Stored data
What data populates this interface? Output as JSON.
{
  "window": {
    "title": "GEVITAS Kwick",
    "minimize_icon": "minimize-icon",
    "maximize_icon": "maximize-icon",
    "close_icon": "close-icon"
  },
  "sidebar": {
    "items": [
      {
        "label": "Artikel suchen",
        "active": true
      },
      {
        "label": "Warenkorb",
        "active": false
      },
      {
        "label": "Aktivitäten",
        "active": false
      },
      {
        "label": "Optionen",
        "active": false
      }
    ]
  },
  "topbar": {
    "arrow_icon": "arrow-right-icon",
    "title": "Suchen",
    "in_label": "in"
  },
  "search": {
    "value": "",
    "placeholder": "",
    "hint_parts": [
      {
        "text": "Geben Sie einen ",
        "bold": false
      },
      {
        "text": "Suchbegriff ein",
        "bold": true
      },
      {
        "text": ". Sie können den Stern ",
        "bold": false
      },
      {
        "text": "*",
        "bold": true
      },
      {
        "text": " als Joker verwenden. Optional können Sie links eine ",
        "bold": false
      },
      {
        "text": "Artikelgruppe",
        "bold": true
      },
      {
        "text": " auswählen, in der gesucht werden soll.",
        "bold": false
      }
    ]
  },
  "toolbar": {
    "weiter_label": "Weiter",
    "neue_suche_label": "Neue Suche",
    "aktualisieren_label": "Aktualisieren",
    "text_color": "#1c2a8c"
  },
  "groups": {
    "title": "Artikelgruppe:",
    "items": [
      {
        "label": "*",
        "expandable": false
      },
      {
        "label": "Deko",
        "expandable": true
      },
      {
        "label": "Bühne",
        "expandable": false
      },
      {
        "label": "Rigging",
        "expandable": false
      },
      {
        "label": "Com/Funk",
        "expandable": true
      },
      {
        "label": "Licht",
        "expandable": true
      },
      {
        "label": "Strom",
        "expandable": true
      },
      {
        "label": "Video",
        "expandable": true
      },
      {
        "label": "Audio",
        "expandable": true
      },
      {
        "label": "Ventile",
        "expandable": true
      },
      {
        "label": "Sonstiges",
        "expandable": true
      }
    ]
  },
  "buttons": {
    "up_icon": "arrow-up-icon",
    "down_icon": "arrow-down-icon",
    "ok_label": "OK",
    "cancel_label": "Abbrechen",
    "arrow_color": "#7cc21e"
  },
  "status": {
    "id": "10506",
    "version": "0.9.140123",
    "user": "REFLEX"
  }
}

## Exercise
Print the material verbatim, all of it.

## Task solution
What data populates this interface? Output as JSON.
{
  "window": {
    "title": "GEVITAS Kwick",
    "minimize_icon": "minimize-icon",
    "maximize_icon": "maximize-icon",
    "close_icon": "close-icon"
  },
  "sidebar": {
    "items": [
      {
        "label": "Artikel suchen",
        "active": true
      },
      {
        "label": "Warenkorb",
        "active": false
      },
      {
        "label": "Aktivitäten",
        "active": false
      },
      {
        "label": "Optionen",
        "active": false
      }
    ]
  },
  "topbar": {
    "arrow_icon": "arrow-right-icon",
    "title": "Suchen",
    "in_label": "in"
  },
  "search": {
    "value": "",
    "placeholder": "",
    "hint_parts": [
      {
        "text": "Geben Sie einen ",
        "bold": false
      },
      {
        "text": "Suchbegriff ein",
        "bold": true
      },
      {
        "text": ". Sie können den Stern ",
        "bold": false
      },
      {
        "text": "*",
        "bold": true
      },
      {
        "text": " als Joker verwenden. Optional können Sie links eine ",
        "bold": false
      },
      {
        "text": "Artikelgruppe",
        "bold": true
      },
      {
        "text": " auswählen, in der gesucht werden soll.",
        "bold": false
      }
    ]
  },
  "toolbar": {
    "weiter_label": "Weiter",
    "neue_suche_label": "Neue Suche",
    "aktualisieren_label": "Aktualisieren",
    "text_color": "#1c2a8c"
  },
  "groups": {
    "title": "Artikelgruppe:",
    "items": [
      {
        "label": "*",
        "expandable": false
      },
      {
        "label": "Deko",
        "expandable": true
      },
      {
        "label": "Bühne",
        "expandable": false
      },
      {
        "label": "Rigging",
        "expandable": false
      },
      {
        "label": "Com/Funk",
        "expandable": true
      },
      {
        "label": "Licht",
        "expandable": true
      },
      {
        "label": "Strom",
        "expandable": true
      },
      {
        "label": "Video",
        "expandable": true
      },
      {
        "label": "Audio",
        "expandable": true
      },
      {
        "label": "Ventile",
        "expandable": true
      },
      {
        "label": "Sonstiges",
        "expandable": true
      }
    ]
  },
  "buttons": {
    "up_icon": "arrow-up-icon",
    "down_icon": "arrow-down-icon",
    "ok_label": "OK",
    "cancel_label": "Abbrechen",
    "arrow_color": "#7cc21e"
  },
  "status": {
    "id": "10506",
    "version": "0.9.140123",
    "user": "REFLEX"
  }
}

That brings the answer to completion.